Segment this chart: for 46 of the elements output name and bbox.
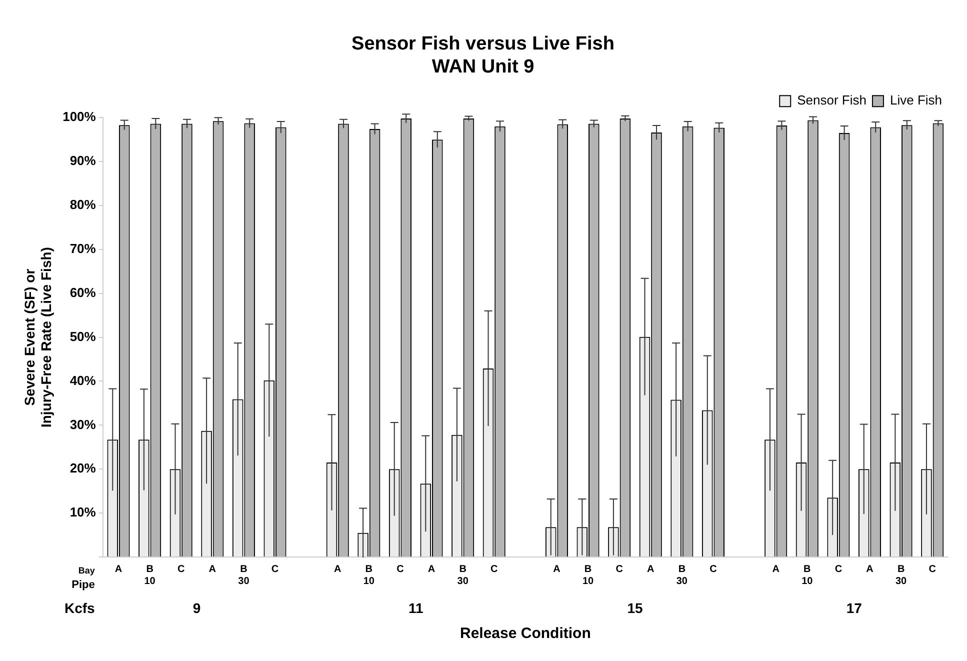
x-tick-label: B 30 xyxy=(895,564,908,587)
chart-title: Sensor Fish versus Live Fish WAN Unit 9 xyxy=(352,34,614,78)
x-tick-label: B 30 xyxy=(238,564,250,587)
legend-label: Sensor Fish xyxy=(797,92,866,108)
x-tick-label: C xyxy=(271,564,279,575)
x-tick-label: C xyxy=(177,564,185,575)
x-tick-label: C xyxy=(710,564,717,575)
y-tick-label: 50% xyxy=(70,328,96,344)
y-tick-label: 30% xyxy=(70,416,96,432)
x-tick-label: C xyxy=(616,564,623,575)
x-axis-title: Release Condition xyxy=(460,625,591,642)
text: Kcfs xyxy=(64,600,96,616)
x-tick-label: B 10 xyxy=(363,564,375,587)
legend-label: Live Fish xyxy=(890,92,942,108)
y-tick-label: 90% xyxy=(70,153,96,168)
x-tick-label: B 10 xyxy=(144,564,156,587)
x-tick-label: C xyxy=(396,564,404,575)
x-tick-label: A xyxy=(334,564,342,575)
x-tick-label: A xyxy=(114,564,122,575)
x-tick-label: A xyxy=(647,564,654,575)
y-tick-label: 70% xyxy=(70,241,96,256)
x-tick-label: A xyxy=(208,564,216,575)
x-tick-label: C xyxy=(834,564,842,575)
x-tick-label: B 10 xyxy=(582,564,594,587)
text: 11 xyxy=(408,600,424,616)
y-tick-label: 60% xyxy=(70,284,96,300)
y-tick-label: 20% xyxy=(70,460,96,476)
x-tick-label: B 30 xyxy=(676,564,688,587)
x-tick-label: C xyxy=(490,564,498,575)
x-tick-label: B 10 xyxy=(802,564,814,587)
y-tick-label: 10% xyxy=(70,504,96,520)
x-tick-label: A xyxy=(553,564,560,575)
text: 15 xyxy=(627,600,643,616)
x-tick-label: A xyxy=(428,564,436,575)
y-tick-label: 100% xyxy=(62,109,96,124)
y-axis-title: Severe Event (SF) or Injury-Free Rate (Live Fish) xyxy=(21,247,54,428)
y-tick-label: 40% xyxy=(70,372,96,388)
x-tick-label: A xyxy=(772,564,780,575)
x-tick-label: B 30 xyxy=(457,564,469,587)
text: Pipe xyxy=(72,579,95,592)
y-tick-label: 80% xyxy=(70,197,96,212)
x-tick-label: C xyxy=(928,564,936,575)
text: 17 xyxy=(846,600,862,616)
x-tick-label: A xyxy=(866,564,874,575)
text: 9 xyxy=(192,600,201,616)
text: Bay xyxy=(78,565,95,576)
•••••
Aim:
Reproduce everything in the listing from the line containing "x-tick-label: B 30 xyxy=(895,564,908,587)" down to the line containing "legend-label: Live Fish xyxy=(890,92,942,108)", swapping "Release Condition" for "Test Condition" and leaving all else untouched. Output only those lines.

The answer:
x-tick-label: B 30 xyxy=(895,564,908,587)
chart-title: Sensor Fish versus Live Fish WAN Unit 9 xyxy=(352,34,614,78)
x-tick-label: B 30 xyxy=(238,564,250,587)
legend-label: Sensor Fish xyxy=(797,92,866,108)
x-tick-label: C xyxy=(271,564,279,575)
x-tick-label: C xyxy=(177,564,185,575)
x-tick-label: C xyxy=(710,564,717,575)
y-tick-label: 50% xyxy=(70,328,96,344)
y-tick-label: 30% xyxy=(70,416,96,432)
x-tick-label: C xyxy=(616,564,623,575)
x-axis-title: Test Condition xyxy=(460,625,591,642)
text: Kcfs xyxy=(64,600,96,616)
x-tick-label: B 10 xyxy=(363,564,375,587)
legend-label: Live Fish xyxy=(890,92,942,108)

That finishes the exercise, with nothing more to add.